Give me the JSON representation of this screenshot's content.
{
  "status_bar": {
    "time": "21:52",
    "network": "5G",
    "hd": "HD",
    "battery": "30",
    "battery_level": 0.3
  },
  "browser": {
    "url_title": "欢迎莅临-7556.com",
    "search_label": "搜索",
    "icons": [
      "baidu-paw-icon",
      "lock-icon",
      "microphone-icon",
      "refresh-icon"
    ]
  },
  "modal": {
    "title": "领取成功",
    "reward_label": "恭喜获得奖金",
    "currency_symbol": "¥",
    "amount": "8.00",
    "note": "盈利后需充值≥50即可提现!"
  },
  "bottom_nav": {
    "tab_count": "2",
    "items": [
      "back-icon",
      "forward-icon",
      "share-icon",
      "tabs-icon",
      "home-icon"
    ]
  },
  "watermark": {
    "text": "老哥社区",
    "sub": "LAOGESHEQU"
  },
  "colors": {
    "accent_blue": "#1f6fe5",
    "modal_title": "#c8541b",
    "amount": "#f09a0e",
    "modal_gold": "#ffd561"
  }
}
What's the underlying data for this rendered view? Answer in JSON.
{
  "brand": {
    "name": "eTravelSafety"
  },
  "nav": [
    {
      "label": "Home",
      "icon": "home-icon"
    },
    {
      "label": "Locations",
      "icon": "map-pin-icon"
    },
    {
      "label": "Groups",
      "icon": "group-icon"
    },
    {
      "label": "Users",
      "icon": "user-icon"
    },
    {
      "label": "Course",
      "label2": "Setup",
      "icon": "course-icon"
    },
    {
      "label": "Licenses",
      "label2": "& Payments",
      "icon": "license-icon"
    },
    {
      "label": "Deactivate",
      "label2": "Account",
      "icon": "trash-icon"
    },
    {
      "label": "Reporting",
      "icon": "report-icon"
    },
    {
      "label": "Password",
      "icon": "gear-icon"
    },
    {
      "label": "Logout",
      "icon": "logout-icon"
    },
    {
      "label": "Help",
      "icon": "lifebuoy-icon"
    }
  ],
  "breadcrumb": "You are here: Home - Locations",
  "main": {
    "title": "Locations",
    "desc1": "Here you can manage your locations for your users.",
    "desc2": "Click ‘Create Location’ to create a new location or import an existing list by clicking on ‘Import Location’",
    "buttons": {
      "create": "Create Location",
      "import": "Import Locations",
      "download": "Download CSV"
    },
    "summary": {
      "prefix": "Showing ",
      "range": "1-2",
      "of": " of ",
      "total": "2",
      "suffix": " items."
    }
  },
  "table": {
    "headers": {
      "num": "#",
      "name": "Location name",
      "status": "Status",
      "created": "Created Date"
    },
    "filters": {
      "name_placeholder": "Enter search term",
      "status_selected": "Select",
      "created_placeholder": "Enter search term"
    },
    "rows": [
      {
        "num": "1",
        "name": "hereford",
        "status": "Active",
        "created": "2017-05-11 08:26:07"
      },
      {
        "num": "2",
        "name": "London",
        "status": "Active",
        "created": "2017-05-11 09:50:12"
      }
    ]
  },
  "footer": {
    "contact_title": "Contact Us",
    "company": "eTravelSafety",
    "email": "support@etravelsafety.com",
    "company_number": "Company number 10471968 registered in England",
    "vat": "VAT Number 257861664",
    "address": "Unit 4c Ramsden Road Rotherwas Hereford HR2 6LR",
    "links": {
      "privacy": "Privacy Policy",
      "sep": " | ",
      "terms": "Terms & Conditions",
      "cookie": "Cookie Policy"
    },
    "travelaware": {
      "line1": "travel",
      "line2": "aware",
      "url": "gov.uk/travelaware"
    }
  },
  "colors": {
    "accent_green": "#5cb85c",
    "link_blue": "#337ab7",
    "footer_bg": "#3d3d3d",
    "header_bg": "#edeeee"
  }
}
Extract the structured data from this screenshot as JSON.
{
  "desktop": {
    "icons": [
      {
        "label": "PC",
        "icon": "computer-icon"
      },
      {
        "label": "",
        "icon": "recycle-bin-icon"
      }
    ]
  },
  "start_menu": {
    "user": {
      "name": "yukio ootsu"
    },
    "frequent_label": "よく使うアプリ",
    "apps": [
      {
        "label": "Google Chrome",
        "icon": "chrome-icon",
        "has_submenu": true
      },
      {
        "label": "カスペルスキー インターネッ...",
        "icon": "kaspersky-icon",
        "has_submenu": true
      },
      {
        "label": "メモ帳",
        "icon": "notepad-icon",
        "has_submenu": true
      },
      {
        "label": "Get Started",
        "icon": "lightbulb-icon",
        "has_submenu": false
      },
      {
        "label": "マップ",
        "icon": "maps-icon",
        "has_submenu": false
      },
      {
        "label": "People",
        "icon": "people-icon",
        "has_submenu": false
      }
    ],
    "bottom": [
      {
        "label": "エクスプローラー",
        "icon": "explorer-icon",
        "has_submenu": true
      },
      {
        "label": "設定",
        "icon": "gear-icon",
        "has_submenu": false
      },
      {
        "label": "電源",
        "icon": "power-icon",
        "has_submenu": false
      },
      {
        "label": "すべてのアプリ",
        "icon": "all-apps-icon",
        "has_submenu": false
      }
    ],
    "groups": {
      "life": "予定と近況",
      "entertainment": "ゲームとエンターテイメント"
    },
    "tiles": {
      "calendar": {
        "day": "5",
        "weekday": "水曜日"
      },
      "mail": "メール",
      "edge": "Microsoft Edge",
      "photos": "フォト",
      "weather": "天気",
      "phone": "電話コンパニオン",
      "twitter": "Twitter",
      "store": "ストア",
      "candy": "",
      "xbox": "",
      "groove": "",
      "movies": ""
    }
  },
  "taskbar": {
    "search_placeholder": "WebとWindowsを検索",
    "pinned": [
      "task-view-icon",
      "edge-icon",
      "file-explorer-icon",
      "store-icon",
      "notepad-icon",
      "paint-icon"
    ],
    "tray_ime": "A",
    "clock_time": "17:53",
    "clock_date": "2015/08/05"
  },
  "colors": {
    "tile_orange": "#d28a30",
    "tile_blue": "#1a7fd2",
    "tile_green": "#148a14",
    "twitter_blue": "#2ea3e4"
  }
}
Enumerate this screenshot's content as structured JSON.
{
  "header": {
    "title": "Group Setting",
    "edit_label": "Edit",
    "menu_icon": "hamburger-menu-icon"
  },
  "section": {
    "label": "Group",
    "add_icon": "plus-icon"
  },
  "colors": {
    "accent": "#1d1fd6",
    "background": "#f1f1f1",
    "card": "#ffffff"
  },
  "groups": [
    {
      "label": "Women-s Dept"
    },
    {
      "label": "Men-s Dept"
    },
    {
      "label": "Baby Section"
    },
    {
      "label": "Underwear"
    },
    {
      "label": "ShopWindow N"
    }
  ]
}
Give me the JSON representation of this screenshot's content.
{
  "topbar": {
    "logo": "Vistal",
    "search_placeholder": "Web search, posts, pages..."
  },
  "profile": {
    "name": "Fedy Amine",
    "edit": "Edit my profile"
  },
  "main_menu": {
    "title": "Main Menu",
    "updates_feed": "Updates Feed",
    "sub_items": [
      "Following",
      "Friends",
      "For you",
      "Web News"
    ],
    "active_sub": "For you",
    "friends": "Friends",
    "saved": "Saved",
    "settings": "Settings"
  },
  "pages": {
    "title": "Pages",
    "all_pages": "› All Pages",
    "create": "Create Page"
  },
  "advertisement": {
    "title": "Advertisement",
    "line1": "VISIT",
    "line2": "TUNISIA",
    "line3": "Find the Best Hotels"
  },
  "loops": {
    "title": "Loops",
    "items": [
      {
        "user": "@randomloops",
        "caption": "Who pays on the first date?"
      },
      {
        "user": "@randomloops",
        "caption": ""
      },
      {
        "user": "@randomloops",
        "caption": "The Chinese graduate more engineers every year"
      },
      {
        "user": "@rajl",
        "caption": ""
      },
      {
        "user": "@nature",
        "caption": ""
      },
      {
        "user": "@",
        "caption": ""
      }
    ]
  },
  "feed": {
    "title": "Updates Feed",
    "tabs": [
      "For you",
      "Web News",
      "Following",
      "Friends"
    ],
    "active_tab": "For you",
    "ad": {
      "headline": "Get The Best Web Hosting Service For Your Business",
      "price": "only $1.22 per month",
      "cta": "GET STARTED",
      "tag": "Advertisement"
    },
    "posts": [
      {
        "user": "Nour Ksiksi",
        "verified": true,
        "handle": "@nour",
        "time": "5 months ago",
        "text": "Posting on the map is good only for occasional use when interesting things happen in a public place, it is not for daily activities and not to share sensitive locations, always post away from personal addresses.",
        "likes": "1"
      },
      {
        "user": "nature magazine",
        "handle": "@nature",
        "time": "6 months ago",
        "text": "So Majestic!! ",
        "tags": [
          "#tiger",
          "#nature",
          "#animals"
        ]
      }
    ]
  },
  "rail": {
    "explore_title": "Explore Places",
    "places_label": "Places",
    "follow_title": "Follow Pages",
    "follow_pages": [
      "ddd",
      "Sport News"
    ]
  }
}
◆ ◆ ◆ ◆ ◆
**Required work**.
Copy each line of the records containing the string "Edit".

**Task response**.
    "edit_label": "Edit",
    "edit": "Edit my profile"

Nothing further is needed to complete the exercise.